■ Do this
Return all of the data exactly as written, without the pictures.

■ Entries shown
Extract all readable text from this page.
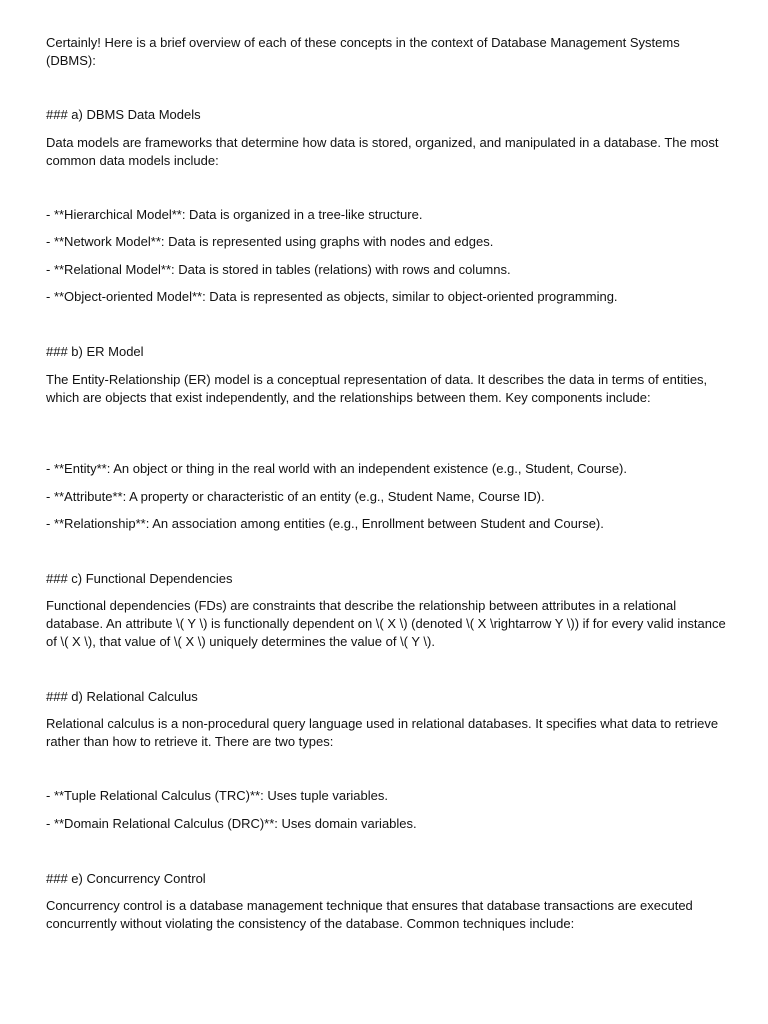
Certainly! Here is a brief overview of each of these concepts in the context of Database Management Systems (DBMS):

### a) DBMS Data Models

Data models are frameworks that determine how data is stored, organized, and manipulated in a database. The most common data models include:

- **Hierarchical Model**: Data is organized in a tree-like structure.

- **Network Model**: Data is represented using graphs with nodes and edges.

- **Relational Model**: Data is stored in tables (relations) with rows and columns.

- **Object-oriented Model**: Data is represented as objects, similar to object-oriented programming.

### b) ER Model

The Entity-Relationship (ER) model is a conceptual representation of data. It describes the data in terms of entities, which are objects that exist independently, and the relationships between them. Key components include:

- **Entity**: An object or thing in the real world with an independent existence (e.g., Student, Course).

- **Attribute**: A property or characteristic of an entity (e.g., Student Name, Course ID).

- **Relationship**: An association among entities (e.g., Enrollment between Student and Course).

### c) Functional Dependencies

Functional dependencies (FDs) are constraints that describe the relationship between attributes in a relational database. An attribute \( Y \) is functionally dependent on \( X \) (denoted \( X \rightarrow Y \)) if for every valid instance of \( X \), that value of \( X \) uniquely determines the value of \( Y \).

### d) Relational Calculus

Relational calculus is a non-procedural query language used in relational databases. It specifies what data to retrieve rather than how to retrieve it. There are two types:

- **Tuple Relational Calculus (TRC)**: Uses tuple variables.

- **Domain Relational Calculus (DRC)**: Uses domain variables.

### e) Concurrency Control

Concurrency control is a database management technique that ensures that database transactions are executed concurrently without violating the consistency of the database. Common techniques include:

■ Expected answer
Extract all readable text from this page.
Certainly! Here is a brief overview of each of these concepts in the context of Database Management Systems (DBMS):

### a) DBMS Data Models

Data models are frameworks that determine how data is stored, organized, and manipulated in a database. The most common data models include:

- **Hierarchical Model**: Data is organized in a tree-like structure.

- **Network Model**: Data is represented using graphs with nodes and edges.

- **Relational Model**: Data is stored in tables (relations) with rows and columns.

- **Object-oriented Model**: Data is represented as objects, similar to object-oriented programming.

### b) ER Model

The Entity-Relationship (ER) model is a conceptual representation of data. It describes the data in terms of entities, which are objects that exist independently, and the relationships between them. Key components include:

- **Entity**: An object or thing in the real world with an independent existence (e.g., Student, Course).

- **Attribute**: A property or characteristic of an entity (e.g., Student Name, Course ID).

- **Relationship**: An association among entities (e.g., Enrollment between Student and Course).

### c) Functional Dependencies

Functional dependencies (FDs) are constraints that describe the relationship between attributes in a relational database. An attribute \( Y \) is functionally dependent on \( X \) (denoted \( X \rightarrow Y \)) if for every valid instance of \( X \), that value of \( X \) uniquely determines the value of \( Y \).

### d) Relational Calculus

Relational calculus is a non-procedural query language used in relational databases. It specifies what data to retrieve rather than how to retrieve it. There are two types:

- **Tuple Relational Calculus (TRC)**: Uses tuple variables.

- **Domain Relational Calculus (DRC)**: Uses domain variables.

### e) Concurrency Control

Concurrency control is a database management technique that ensures that database transactions are executed concurrently without violating the consistency of the database. Common techniques include:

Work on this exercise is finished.